Input for this task:
----------
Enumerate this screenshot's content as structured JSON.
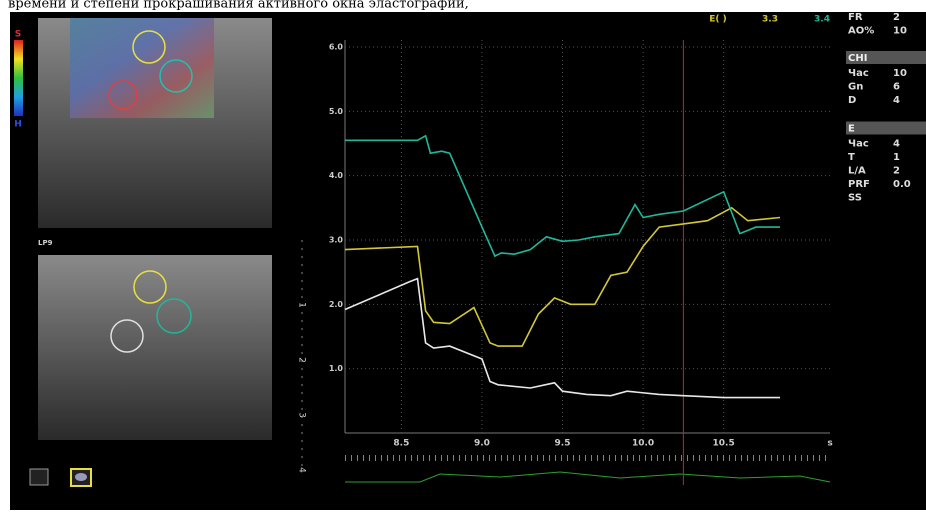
{
  "caption": "времени и степени  прокрашивания  активного окна эластографии,",
  "color_bar": {
    "top": "S",
    "bottom": "H"
  },
  "probe_label": "LP9",
  "depth_scale": [
    "1",
    "2",
    "3",
    "4"
  ],
  "side_panel": {
    "top_rows": [
      [
        "FR",
        "2"
      ],
      [
        "AO%",
        "10"
      ]
    ],
    "sections": [
      {
        "title": "CHI",
        "rows": [
          [
            "Час",
            "10"
          ],
          [
            "Gn",
            "6"
          ],
          [
            "D",
            "4"
          ]
        ]
      },
      {
        "title": "E",
        "rows": [
          [
            "Час",
            "4"
          ],
          [
            "T",
            "1"
          ],
          [
            "L/A",
            "2"
          ],
          [
            "PRF",
            "0.0"
          ],
          [
            "SS"
          ]
        ]
      }
    ]
  },
  "chart_data": {
    "type": "line",
    "legend_title": "E( )",
    "x_unit": "s",
    "xlim": [
      8.15,
      11.16
    ],
    "ylim": [
      0,
      6
    ],
    "xticks": [
      8.5,
      {
        "value": 9,
        "label": "9.0"
      },
      9.5,
      {
        "value": 10,
        "label": "10.0"
      },
      10.5
    ],
    "yticks": [
      {
        "value": 1,
        "label": "1.0"
      },
      {
        "value": 2,
        "label": "2.0"
      },
      {
        "value": 3,
        "label": "3.0"
      },
      {
        "value": 4,
        "label": "4.0"
      },
      {
        "value": 5,
        "label": "5.0"
      },
      {
        "value": 6,
        "label": "6.0"
      }
    ],
    "grid": true,
    "cursor_x": 10.25,
    "cursor_color": "#c0282c",
    "series": [
      {
        "name": "3.3",
        "color": "#d4c832",
        "x": [
          8.15,
          8.6,
          8.65,
          8.7,
          8.8,
          8.95,
          9.05,
          9.1,
          9.25,
          9.35,
          9.45,
          9.55,
          9.7,
          9.8,
          9.9,
          10.0,
          10.1,
          10.25,
          10.4,
          10.55,
          10.65,
          10.85
        ],
        "values": [
          2.85,
          2.9,
          1.9,
          1.72,
          1.7,
          1.95,
          1.4,
          1.35,
          1.35,
          1.85,
          2.1,
          2.0,
          2.0,
          2.45,
          2.5,
          2.9,
          3.2,
          3.25,
          3.3,
          3.5,
          3.3,
          3.35
        ]
      },
      {
        "name": "3.4",
        "color": "#1fb89a",
        "x": [
          8.15,
          8.6,
          8.65,
          8.68,
          8.75,
          8.8,
          9.0,
          9.08,
          9.12,
          9.2,
          9.3,
          9.4,
          9.5,
          9.6,
          9.7,
          9.85,
          9.95,
          10.0,
          10.1,
          10.25,
          10.5,
          10.6,
          10.7,
          10.85
        ],
        "values": [
          4.55,
          4.55,
          4.62,
          4.35,
          4.38,
          4.35,
          3.2,
          2.75,
          2.8,
          2.78,
          2.85,
          3.05,
          2.98,
          3.0,
          3.05,
          3.1,
          3.55,
          3.35,
          3.4,
          3.45,
          3.75,
          3.1,
          3.2,
          3.2
        ]
      },
      {
        "color": "#e8e8e8",
        "x": [
          8.15,
          8.55,
          8.6,
          8.65,
          8.7,
          8.8,
          9.0,
          9.05,
          9.1,
          9.3,
          9.45,
          9.5,
          9.65,
          9.8,
          9.9,
          10.1,
          10.25,
          10.5,
          10.85
        ],
        "values": [
          1.92,
          2.35,
          2.4,
          1.4,
          1.32,
          1.35,
          1.15,
          0.8,
          0.75,
          0.7,
          0.78,
          0.65,
          0.6,
          0.58,
          0.65,
          0.6,
          0.58,
          0.55,
          0.55
        ]
      }
    ]
  }
}
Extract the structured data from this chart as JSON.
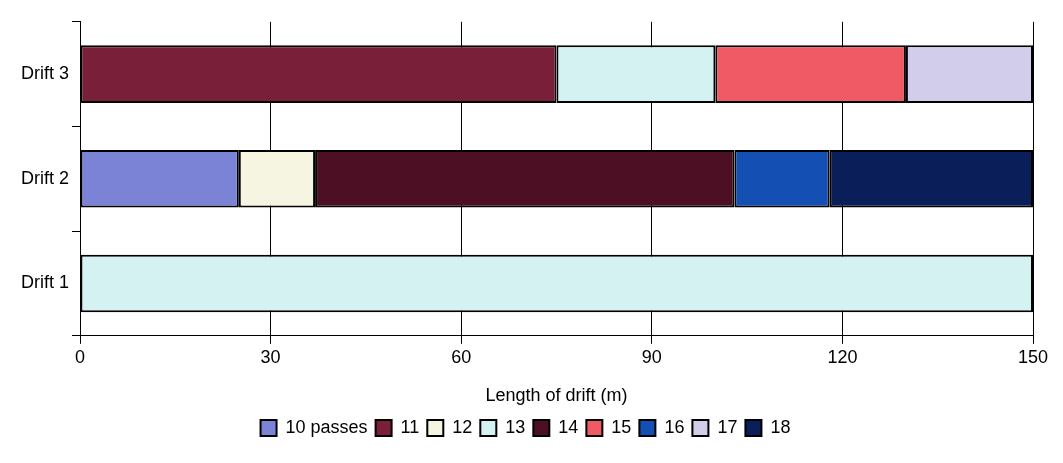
----------
Task to complete: Give back the entries verbatim. Do not include any picture.

Reply to the exercise:
Enumerate this screenshot's content as structured JSON.
{
  "caption": "времени и степени  прокрашивания  активного окна эластографии,",
  "color_bar": {
    "top": "S",
    "bottom": "H"
  },
  "probe_label": "LP9",
  "depth_scale": [
    "1",
    "2",
    "3",
    "4"
  ],
  "side_panel": {
    "top_rows": [
      [
        "FR",
        "2"
      ],
      [
        "AO%",
        "10"
      ]
    ],
    "sections": [
      {
        "title": "CHI",
        "rows": [
          [
            "Час",
            "10"
          ],
          [
            "Gn",
            "6"
          ],
          [
            "D",
            "4"
          ]
        ]
      },
      {
        "title": "E",
        "rows": [
          [
            "Час",
            "4"
          ],
          [
            "T",
            "1"
          ],
          [
            "L/A",
            "2"
          ],
          [
            "PRF",
            "0.0"
          ],
          [
            "SS"
          ]
        ]
      }
    ]
  },
  "chart_data": {
    "type": "line",
    "legend_title": "E( )",
    "x_unit": "s",
    "xlim": [
      8.15,
      11.16
    ],
    "ylim": [
      0,
      6
    ],
    "xticks": [
      8.5,
      {
        "value": 9,
        "label": "9.0"
      },
      9.5,
      {
        "value": 10,
        "label": "10.0"
      },
      10.5
    ],
    "yticks": [
      {
        "value": 1,
        "label": "1.0"
      },
      {
        "value": 2,
        "label": "2.0"
      },
      {
        "value": 3,
        "label": "3.0"
      },
      {
        "value": 4,
        "label": "4.0"
      },
      {
        "value": 5,
        "label": "5.0"
      },
      {
        "value": 6,
        "label": "6.0"
      }
    ],
    "grid": true,
    "cursor_x": 10.25,
    "cursor_color": "#c0282c",
    "series": [
      {
        "name": "3.3",
        "color": "#d4c832",
        "x": [
          8.15,
          8.6,
          8.65,
          8.7,
          8.8,
          8.95,
          9.05,
          9.1,
          9.25,
          9.35,
          9.45,
          9.55,
          9.7,
          9.8,
          9.9,
          10.0,
          10.1,
          10.25,
          10.4,
          10.55,
          10.65,
          10.85
        ],
        "values": [
          2.85,
          2.9,
          1.9,
          1.72,
          1.7,
          1.95,
          1.4,
          1.35,
          1.35,
          1.85,
          2.1,
          2.0,
          2.0,
          2.45,
          2.5,
          2.9,
          3.2,
          3.25,
          3.3,
          3.5,
          3.3,
          3.35
        ]
      },
      {
        "name": "3.4",
        "color": "#1fb89a",
        "x": [
          8.15,
          8.6,
          8.65,
          8.68,
          8.75,
          8.8,
          9.0,
          9.08,
          9.12,
          9.2,
          9.3,
          9.4,
          9.5,
          9.6,
          9.7,
          9.85,
          9.95,
          10.0,
          10.1,
          10.25,
          10.5,
          10.6,
          10.7,
          10.85
        ],
        "values": [
          4.55,
          4.55,
          4.62,
          4.35,
          4.38,
          4.35,
          3.2,
          2.75,
          2.8,
          2.78,
          2.85,
          3.05,
          2.98,
          3.0,
          3.05,
          3.1,
          3.55,
          3.35,
          3.4,
          3.45,
          3.75,
          3.1,
          3.2,
          3.2
        ]
      },
      {
        "color": "#e8e8e8",
        "x": [
          8.15,
          8.55,
          8.6,
          8.65,
          8.7,
          8.8,
          9.0,
          9.05,
          9.1,
          9.3,
          9.45,
          9.5,
          9.65,
          9.8,
          9.9,
          10.1,
          10.25,
          10.5,
          10.85
        ],
        "values": [
          1.92,
          2.35,
          2.4,
          1.4,
          1.32,
          1.35,
          1.15,
          0.8,
          0.75,
          0.7,
          0.78,
          0.65,
          0.6,
          0.58,
          0.65,
          0.6,
          0.58,
          0.55,
          0.55
        ]
      }
    ]
  }
}
Extract the structured data from this chart as JSON.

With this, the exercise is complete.